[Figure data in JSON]
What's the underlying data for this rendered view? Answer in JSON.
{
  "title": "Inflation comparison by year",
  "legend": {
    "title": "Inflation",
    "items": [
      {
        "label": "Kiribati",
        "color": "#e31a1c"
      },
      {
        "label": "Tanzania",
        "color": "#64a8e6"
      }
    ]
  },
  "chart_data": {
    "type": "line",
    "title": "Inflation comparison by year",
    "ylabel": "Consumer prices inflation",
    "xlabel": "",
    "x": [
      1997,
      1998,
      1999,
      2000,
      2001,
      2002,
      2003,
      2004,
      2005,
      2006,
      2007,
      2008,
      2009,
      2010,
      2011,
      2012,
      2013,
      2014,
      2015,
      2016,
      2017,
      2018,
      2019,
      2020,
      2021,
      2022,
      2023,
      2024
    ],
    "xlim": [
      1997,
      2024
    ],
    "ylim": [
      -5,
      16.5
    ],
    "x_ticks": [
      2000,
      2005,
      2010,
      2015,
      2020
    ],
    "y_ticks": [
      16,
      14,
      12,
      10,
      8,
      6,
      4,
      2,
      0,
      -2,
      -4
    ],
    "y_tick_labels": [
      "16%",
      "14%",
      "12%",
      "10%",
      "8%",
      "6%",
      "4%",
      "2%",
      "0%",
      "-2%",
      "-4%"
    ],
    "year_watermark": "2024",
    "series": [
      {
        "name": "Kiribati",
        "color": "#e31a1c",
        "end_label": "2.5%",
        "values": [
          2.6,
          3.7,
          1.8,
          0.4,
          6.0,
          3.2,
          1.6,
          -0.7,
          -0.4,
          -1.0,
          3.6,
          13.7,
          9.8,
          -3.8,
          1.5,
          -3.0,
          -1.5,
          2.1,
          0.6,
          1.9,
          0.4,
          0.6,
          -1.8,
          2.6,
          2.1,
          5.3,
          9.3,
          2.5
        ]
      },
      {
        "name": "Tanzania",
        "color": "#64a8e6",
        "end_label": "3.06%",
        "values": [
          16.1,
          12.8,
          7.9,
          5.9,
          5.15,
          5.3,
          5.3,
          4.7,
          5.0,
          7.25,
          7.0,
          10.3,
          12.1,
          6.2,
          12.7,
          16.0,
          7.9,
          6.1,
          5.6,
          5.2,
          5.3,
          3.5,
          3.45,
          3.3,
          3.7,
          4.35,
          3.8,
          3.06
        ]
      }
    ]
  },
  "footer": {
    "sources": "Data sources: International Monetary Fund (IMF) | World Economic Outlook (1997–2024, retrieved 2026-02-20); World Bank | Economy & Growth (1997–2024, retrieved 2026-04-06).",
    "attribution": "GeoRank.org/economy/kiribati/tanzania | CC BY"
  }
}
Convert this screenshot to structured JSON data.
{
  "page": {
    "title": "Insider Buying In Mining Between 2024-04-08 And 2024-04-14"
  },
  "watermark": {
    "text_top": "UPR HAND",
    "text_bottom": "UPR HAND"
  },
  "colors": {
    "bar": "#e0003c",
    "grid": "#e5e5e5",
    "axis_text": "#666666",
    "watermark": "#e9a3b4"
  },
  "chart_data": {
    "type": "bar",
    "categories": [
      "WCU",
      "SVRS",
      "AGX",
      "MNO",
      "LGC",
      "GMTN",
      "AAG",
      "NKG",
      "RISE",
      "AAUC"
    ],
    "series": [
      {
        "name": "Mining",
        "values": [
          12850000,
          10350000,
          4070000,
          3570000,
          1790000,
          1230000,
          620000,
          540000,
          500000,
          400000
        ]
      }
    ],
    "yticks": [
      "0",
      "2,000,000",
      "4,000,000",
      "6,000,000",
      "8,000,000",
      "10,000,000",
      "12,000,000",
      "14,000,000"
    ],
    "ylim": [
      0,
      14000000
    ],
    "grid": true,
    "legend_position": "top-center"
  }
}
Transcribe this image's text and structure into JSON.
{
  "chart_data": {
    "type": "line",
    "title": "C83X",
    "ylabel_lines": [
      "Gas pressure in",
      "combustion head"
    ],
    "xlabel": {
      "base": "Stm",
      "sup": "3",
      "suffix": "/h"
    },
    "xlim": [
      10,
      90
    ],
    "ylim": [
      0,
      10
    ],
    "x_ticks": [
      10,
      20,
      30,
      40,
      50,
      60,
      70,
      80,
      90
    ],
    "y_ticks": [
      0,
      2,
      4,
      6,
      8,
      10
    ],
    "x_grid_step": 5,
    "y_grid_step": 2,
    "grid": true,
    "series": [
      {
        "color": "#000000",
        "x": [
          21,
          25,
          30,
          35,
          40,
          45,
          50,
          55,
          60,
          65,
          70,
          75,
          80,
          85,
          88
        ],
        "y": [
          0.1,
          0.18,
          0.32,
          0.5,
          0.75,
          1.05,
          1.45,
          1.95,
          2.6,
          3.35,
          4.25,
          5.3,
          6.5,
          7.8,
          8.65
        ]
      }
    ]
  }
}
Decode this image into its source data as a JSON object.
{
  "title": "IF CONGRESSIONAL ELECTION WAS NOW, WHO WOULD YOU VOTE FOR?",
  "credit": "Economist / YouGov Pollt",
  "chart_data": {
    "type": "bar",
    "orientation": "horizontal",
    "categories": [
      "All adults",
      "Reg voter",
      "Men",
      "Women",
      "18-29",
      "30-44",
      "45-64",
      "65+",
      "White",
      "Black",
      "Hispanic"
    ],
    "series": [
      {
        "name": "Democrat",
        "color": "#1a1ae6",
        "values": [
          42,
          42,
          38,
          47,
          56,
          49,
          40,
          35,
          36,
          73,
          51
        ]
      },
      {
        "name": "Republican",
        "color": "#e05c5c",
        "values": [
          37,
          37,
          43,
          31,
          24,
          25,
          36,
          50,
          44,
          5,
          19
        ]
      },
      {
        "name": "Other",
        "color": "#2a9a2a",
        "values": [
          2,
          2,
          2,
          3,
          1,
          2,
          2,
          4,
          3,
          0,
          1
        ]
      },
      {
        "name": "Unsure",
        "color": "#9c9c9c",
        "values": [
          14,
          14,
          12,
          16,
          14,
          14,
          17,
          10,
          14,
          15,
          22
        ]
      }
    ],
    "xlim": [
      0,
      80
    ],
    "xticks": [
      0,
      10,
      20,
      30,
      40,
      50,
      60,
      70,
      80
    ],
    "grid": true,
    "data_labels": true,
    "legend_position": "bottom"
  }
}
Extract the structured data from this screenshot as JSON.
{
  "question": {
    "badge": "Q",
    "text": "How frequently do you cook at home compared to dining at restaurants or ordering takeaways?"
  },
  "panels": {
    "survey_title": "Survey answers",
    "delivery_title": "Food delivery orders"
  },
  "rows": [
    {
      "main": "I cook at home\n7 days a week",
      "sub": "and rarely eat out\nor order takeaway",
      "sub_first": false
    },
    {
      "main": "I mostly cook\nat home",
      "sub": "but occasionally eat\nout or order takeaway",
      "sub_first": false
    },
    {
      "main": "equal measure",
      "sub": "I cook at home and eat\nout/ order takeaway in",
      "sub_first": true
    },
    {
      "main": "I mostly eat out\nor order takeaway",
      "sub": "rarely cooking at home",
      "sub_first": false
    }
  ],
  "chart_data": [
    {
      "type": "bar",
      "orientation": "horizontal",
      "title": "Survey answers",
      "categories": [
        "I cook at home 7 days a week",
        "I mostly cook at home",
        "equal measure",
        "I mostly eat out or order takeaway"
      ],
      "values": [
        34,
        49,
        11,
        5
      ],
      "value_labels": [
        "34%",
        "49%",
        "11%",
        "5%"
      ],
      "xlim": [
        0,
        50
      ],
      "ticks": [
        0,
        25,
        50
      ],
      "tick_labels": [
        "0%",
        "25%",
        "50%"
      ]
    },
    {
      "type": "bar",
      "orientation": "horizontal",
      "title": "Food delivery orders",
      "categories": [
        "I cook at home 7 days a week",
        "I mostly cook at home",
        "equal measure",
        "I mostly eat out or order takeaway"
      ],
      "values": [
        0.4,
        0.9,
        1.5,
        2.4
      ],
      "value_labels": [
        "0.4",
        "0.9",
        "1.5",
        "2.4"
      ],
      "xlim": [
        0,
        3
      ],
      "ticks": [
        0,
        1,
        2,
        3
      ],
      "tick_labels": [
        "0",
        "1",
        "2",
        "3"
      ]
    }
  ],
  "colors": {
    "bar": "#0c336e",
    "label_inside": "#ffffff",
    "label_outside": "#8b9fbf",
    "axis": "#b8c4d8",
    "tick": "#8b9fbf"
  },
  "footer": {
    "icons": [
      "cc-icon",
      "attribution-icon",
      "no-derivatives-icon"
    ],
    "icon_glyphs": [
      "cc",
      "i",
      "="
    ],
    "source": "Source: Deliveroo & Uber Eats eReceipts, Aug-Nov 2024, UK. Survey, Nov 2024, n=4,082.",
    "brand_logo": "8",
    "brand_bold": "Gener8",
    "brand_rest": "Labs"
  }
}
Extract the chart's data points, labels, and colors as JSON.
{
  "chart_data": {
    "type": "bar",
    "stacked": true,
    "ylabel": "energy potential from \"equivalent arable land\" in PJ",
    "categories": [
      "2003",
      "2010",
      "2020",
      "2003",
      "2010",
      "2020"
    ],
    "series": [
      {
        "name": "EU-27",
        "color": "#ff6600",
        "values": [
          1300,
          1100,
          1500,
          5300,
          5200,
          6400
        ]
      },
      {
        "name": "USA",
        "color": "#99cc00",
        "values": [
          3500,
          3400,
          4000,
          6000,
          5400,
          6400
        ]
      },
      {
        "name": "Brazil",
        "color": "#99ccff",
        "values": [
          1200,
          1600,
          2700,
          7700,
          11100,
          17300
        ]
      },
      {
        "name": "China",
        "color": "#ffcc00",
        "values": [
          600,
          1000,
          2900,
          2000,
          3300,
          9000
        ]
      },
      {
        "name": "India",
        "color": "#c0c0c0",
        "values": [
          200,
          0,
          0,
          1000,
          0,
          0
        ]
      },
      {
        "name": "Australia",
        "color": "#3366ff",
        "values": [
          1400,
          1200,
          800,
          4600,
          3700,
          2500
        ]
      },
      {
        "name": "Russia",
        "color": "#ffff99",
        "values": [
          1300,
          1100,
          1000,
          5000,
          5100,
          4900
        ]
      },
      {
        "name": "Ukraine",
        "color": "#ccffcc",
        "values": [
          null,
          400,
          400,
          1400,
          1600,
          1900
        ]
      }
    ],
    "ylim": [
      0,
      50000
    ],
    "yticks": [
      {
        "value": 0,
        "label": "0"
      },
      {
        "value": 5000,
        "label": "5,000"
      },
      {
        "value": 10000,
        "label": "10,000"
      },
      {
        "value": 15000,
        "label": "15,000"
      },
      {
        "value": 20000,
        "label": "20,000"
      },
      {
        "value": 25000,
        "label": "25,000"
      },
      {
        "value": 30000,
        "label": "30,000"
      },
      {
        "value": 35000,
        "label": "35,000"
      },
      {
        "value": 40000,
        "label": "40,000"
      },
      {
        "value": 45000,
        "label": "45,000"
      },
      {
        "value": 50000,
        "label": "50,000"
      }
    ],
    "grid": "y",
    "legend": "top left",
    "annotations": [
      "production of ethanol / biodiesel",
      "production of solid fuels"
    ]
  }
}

(Request)
Tally the lines in these entries that have the string "structured" in them, then answer with the count and nothing else.

(Task answer)
2